Your task »
Copy all lines of the listing that include the string "title".

Figure collection entries

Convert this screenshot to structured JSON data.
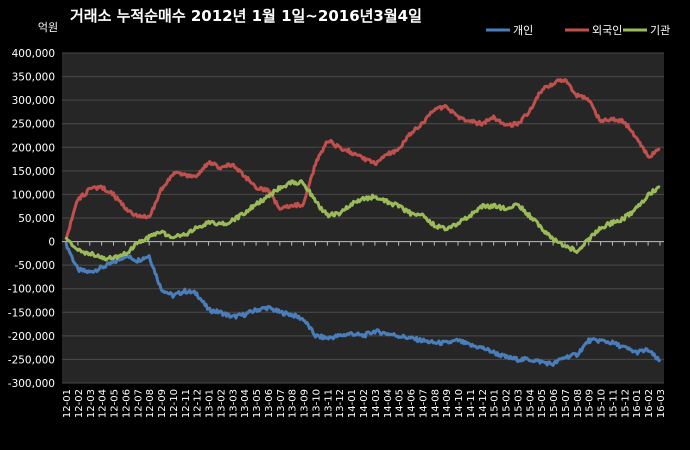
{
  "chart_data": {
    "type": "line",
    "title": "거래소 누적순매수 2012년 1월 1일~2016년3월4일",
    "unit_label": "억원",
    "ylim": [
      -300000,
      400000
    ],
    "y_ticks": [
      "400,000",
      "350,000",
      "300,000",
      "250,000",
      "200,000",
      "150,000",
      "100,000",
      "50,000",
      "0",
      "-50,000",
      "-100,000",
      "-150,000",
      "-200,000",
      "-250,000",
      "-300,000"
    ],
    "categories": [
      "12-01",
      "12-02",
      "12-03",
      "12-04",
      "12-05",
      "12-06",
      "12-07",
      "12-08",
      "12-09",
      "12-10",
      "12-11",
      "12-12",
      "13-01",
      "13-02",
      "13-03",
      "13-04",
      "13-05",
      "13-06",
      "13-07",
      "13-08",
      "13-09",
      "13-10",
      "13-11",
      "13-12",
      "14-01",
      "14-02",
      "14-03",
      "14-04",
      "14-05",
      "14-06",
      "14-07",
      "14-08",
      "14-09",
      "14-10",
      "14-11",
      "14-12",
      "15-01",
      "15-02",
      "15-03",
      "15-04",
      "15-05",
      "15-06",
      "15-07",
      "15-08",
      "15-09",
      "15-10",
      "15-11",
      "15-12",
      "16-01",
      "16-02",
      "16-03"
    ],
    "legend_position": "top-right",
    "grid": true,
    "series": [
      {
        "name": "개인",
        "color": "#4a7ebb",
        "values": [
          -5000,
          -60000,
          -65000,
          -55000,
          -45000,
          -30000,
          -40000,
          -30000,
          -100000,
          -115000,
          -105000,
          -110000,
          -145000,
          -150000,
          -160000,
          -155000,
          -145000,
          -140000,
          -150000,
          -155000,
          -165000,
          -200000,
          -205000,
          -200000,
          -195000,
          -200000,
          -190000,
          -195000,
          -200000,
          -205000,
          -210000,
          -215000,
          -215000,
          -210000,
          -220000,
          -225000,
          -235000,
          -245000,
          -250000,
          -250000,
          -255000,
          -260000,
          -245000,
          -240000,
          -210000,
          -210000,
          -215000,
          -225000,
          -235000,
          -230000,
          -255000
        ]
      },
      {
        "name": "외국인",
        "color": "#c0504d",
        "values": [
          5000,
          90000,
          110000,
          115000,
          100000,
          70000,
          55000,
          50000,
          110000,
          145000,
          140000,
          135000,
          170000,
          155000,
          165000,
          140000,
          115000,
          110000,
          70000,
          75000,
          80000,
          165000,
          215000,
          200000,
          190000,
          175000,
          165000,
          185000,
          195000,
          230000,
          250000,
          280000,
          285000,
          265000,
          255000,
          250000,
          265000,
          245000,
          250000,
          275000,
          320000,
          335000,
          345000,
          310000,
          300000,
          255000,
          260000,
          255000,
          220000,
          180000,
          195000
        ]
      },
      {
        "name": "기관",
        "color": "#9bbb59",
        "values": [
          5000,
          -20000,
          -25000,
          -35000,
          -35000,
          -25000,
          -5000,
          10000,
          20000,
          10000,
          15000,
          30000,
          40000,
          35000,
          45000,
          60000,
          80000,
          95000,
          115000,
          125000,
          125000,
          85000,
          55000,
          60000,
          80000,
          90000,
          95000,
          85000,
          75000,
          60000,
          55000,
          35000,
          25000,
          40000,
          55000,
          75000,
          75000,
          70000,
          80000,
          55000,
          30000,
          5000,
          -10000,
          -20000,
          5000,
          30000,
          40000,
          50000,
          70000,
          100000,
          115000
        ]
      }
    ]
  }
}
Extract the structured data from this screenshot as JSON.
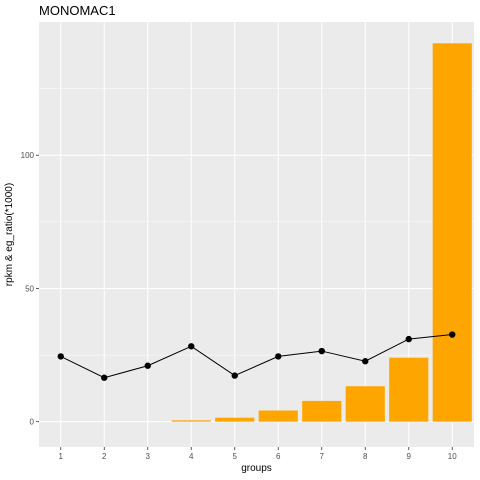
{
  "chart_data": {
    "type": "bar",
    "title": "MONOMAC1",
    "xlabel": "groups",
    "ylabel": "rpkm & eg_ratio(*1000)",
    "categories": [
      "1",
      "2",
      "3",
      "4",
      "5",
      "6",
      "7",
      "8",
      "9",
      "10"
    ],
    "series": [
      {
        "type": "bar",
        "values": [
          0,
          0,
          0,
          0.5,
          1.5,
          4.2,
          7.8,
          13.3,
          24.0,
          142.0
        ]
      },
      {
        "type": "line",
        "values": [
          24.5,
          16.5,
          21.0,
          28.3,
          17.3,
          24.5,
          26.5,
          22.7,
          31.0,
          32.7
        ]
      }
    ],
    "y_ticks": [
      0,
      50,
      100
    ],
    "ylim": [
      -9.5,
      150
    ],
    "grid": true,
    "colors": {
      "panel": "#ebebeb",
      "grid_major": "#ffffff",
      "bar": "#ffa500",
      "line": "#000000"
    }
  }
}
--
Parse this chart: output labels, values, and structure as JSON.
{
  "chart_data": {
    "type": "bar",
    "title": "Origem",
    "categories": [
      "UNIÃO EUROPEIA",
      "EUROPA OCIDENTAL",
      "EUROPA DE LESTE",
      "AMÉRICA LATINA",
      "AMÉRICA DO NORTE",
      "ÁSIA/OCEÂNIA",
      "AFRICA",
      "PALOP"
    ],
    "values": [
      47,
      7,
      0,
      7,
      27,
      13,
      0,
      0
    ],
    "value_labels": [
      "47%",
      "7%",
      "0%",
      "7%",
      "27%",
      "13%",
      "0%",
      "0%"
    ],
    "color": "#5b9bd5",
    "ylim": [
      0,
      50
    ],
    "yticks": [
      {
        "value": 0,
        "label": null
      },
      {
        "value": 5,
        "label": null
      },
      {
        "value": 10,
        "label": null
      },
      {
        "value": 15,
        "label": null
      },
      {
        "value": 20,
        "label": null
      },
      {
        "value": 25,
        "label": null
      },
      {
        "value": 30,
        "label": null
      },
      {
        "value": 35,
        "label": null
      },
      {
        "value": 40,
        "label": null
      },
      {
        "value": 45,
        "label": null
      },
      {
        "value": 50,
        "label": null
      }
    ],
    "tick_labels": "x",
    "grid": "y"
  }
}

Output for this task »
    "title": "거래소 누적순매수 2012년 1월 1일~2016년3월4일",
    "title": "MONOMAC1",
    "title": "Origem",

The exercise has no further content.